#### [Exercise]
Transcribe the lines below verbatim, skipping the images.

━━━━━ Material provided ━━━━━

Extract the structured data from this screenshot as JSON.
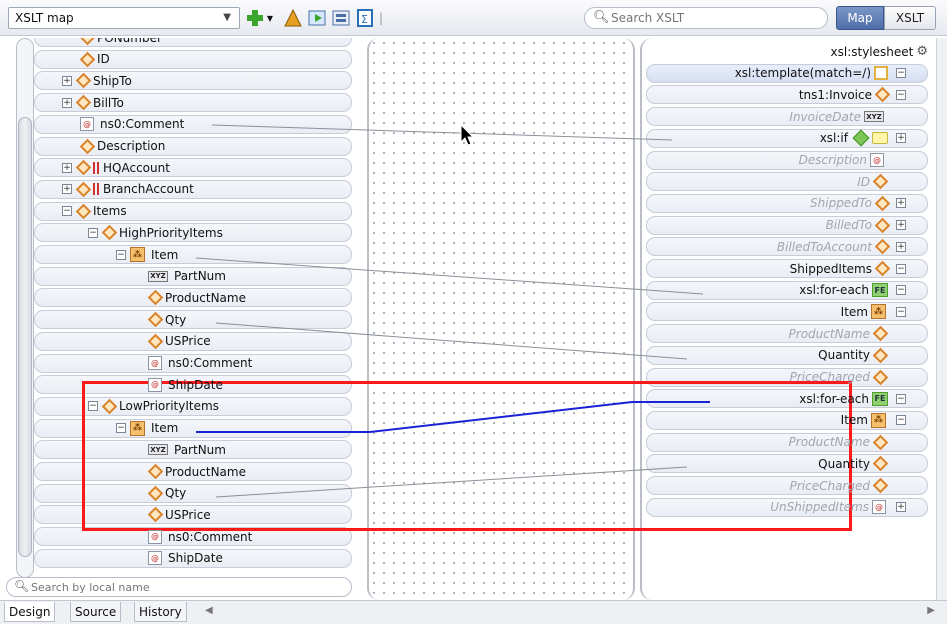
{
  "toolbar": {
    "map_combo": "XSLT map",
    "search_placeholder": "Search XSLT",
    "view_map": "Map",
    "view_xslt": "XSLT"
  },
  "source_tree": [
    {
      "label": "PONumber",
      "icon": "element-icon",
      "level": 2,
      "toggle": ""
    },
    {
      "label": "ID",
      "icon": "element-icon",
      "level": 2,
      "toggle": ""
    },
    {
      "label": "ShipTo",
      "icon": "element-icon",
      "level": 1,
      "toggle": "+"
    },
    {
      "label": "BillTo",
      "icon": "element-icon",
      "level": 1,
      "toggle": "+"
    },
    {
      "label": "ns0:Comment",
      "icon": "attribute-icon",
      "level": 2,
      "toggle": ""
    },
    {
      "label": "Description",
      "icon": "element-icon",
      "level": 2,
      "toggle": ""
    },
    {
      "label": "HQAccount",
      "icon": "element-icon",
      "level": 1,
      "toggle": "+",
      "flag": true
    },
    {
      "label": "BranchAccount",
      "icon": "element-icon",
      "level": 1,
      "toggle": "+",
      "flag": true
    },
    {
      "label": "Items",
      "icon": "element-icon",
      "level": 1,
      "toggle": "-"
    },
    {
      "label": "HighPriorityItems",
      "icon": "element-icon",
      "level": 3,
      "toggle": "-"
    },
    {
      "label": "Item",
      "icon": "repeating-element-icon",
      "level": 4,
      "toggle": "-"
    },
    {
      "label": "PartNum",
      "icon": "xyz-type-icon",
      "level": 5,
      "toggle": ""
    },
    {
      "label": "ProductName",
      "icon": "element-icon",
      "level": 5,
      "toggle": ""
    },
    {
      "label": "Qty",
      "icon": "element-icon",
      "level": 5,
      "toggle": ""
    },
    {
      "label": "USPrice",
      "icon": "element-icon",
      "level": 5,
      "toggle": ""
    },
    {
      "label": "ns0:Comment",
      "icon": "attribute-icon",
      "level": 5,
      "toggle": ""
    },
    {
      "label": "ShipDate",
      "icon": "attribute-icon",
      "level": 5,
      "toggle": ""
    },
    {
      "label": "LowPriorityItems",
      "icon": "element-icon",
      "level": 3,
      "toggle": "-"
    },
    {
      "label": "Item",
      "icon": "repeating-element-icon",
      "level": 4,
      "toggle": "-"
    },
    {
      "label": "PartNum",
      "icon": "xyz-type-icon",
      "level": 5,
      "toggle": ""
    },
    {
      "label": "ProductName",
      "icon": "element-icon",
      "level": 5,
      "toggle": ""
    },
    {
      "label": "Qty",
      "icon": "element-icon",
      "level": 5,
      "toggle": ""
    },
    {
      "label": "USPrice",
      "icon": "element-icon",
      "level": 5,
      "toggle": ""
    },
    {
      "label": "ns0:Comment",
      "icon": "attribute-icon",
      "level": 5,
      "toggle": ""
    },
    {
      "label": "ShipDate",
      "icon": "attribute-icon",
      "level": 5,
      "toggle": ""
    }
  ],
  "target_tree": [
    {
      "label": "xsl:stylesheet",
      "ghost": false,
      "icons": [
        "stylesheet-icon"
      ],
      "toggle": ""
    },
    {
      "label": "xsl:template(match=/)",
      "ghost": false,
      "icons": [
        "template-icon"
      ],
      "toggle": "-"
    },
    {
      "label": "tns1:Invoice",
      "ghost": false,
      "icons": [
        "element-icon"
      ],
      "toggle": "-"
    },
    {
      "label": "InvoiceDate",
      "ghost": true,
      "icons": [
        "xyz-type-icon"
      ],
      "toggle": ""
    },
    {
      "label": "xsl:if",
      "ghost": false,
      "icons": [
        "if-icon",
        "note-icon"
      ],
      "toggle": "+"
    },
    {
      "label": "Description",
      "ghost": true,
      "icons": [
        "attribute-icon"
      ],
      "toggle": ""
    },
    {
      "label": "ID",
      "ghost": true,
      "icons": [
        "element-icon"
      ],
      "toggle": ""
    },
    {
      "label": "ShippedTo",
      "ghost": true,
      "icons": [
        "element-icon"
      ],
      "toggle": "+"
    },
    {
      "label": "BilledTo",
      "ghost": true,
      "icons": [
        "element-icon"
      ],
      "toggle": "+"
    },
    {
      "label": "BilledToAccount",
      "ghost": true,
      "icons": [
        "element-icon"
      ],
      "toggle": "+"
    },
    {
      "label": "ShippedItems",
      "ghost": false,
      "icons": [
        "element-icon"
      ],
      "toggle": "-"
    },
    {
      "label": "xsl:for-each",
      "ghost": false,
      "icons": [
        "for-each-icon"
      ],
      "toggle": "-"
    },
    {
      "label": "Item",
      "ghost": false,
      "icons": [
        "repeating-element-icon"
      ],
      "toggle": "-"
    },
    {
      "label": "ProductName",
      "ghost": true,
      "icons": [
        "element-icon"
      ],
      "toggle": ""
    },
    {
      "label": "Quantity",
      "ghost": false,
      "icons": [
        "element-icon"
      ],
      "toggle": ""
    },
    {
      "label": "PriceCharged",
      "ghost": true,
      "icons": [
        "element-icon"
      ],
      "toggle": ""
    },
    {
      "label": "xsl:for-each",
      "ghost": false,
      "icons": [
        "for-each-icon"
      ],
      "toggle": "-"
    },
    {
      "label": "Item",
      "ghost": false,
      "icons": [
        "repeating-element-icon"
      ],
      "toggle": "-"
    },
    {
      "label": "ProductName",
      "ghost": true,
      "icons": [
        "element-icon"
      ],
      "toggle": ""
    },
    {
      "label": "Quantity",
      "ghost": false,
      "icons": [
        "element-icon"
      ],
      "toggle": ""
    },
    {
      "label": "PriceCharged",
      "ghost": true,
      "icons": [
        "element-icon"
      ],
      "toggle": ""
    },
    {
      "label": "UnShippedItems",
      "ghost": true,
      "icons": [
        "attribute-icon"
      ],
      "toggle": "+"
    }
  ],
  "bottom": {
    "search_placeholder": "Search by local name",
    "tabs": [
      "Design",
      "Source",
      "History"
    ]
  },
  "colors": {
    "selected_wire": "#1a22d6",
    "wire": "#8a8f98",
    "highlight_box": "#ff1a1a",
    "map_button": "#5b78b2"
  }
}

━━━━━

#### [Response to this exercise]
Extract the structured data from this screenshot as JSON.
{
  "toolbar": {
    "map_combo": "XSLT map",
    "search_placeholder": "Search XSLT",
    "view_map": "Map",
    "view_xslt": "XSLT"
  },
  "source_tree": [
    {
      "label": "PONumber",
      "icon": "element-icon",
      "level": 2,
      "toggle": ""
    },
    {
      "label": "ID",
      "icon": "element-icon",
      "level": 2,
      "toggle": ""
    },
    {
      "label": "ShipTo",
      "icon": "element-icon",
      "level": 1,
      "toggle": "+"
    },
    {
      "label": "BillTo",
      "icon": "element-icon",
      "level": 1,
      "toggle": "+"
    },
    {
      "label": "ns0:Comment",
      "icon": "attribute-icon",
      "level": 2,
      "toggle": ""
    },
    {
      "label": "Description",
      "icon": "element-icon",
      "level": 2,
      "toggle": ""
    },
    {
      "label": "HQAccount",
      "icon": "element-icon",
      "level": 1,
      "toggle": "+",
      "flag": true
    },
    {
      "label": "BranchAccount",
      "icon": "element-icon",
      "level": 1,
      "toggle": "+",
      "flag": true
    },
    {
      "label": "Items",
      "icon": "element-icon",
      "level": 1,
      "toggle": "-"
    },
    {
      "label": "HighPriorityItems",
      "icon": "element-icon",
      "level": 3,
      "toggle": "-"
    },
    {
      "label": "Item",
      "icon": "repeating-element-icon",
      "level": 4,
      "toggle": "-"
    },
    {
      "label": "PartNum",
      "icon": "xyz-type-icon",
      "level": 5,
      "toggle": ""
    },
    {
      "label": "ProductName",
      "icon": "element-icon",
      "level": 5,
      "toggle": ""
    },
    {
      "label": "Qty",
      "icon": "element-icon",
      "level": 5,
      "toggle": ""
    },
    {
      "label": "USPrice",
      "icon": "element-icon",
      "level": 5,
      "toggle": ""
    },
    {
      "label": "ns0:Comment",
      "icon": "attribute-icon",
      "level": 5,
      "toggle": ""
    },
    {
      "label": "ShipDate",
      "icon": "attribute-icon",
      "level": 5,
      "toggle": ""
    },
    {
      "label": "LowPriorityItems",
      "icon": "element-icon",
      "level": 3,
      "toggle": "-"
    },
    {
      "label": "Item",
      "icon": "repeating-element-icon",
      "level": 4,
      "toggle": "-"
    },
    {
      "label": "PartNum",
      "icon": "xyz-type-icon",
      "level": 5,
      "toggle": ""
    },
    {
      "label": "ProductName",
      "icon": "element-icon",
      "level": 5,
      "toggle": ""
    },
    {
      "label": "Qty",
      "icon": "element-icon",
      "level": 5,
      "toggle": ""
    },
    {
      "label": "USPrice",
      "icon": "element-icon",
      "level": 5,
      "toggle": ""
    },
    {
      "label": "ns0:Comment",
      "icon": "attribute-icon",
      "level": 5,
      "toggle": ""
    },
    {
      "label": "ShipDate",
      "icon": "attribute-icon",
      "level": 5,
      "toggle": ""
    }
  ],
  "target_tree": [
    {
      "label": "xsl:stylesheet",
      "ghost": false,
      "icons": [
        "stylesheet-icon"
      ],
      "toggle": ""
    },
    {
      "label": "xsl:template(match=/)",
      "ghost": false,
      "icons": [
        "template-icon"
      ],
      "toggle": "-"
    },
    {
      "label": "tns1:Invoice",
      "ghost": false,
      "icons": [
        "element-icon"
      ],
      "toggle": "-"
    },
    {
      "label": "InvoiceDate",
      "ghost": true,
      "icons": [
        "xyz-type-icon"
      ],
      "toggle": ""
    },
    {
      "label": "xsl:if",
      "ghost": false,
      "icons": [
        "if-icon",
        "note-icon"
      ],
      "toggle": "+"
    },
    {
      "label": "Description",
      "ghost": true,
      "icons": [
        "attribute-icon"
      ],
      "toggle": ""
    },
    {
      "label": "ID",
      "ghost": true,
      "icons": [
        "element-icon"
      ],
      "toggle": ""
    },
    {
      "label": "ShippedTo",
      "ghost": true,
      "icons": [
        "element-icon"
      ],
      "toggle": "+"
    },
    {
      "label": "BilledTo",
      "ghost": true,
      "icons": [
        "element-icon"
      ],
      "toggle": "+"
    },
    {
      "label": "BilledToAccount",
      "ghost": true,
      "icons": [
        "element-icon"
      ],
      "toggle": "+"
    },
    {
      "label": "ShippedItems",
      "ghost": false,
      "icons": [
        "element-icon"
      ],
      "toggle": "-"
    },
    {
      "label": "xsl:for-each",
      "ghost": false,
      "icons": [
        "for-each-icon"
      ],
      "toggle": "-"
    },
    {
      "label": "Item",
      "ghost": false,
      "icons": [
        "repeating-element-icon"
      ],
      "toggle": "-"
    },
    {
      "label": "ProductName",
      "ghost": true,
      "icons": [
        "element-icon"
      ],
      "toggle": ""
    },
    {
      "label": "Quantity",
      "ghost": false,
      "icons": [
        "element-icon"
      ],
      "toggle": ""
    },
    {
      "label": "PriceCharged",
      "ghost": true,
      "icons": [
        "element-icon"
      ],
      "toggle": ""
    },
    {
      "label": "xsl:for-each",
      "ghost": false,
      "icons": [
        "for-each-icon"
      ],
      "toggle": "-"
    },
    {
      "label": "Item",
      "ghost": false,
      "icons": [
        "repeating-element-icon"
      ],
      "toggle": "-"
    },
    {
      "label": "ProductName",
      "ghost": true,
      "icons": [
        "element-icon"
      ],
      "toggle": ""
    },
    {
      "label": "Quantity",
      "ghost": false,
      "icons": [
        "element-icon"
      ],
      "toggle": ""
    },
    {
      "label": "PriceCharged",
      "ghost": true,
      "icons": [
        "element-icon"
      ],
      "toggle": ""
    },
    {
      "label": "UnShippedItems",
      "ghost": true,
      "icons": [
        "attribute-icon"
      ],
      "toggle": "+"
    }
  ],
  "bottom": {
    "search_placeholder": "Search by local name",
    "tabs": [
      "Design",
      "Source",
      "History"
    ]
  },
  "colors": {
    "selected_wire": "#1a22d6",
    "wire": "#8a8f98",
    "highlight_box": "#ff1a1a",
    "map_button": "#5b78b2"
  }
}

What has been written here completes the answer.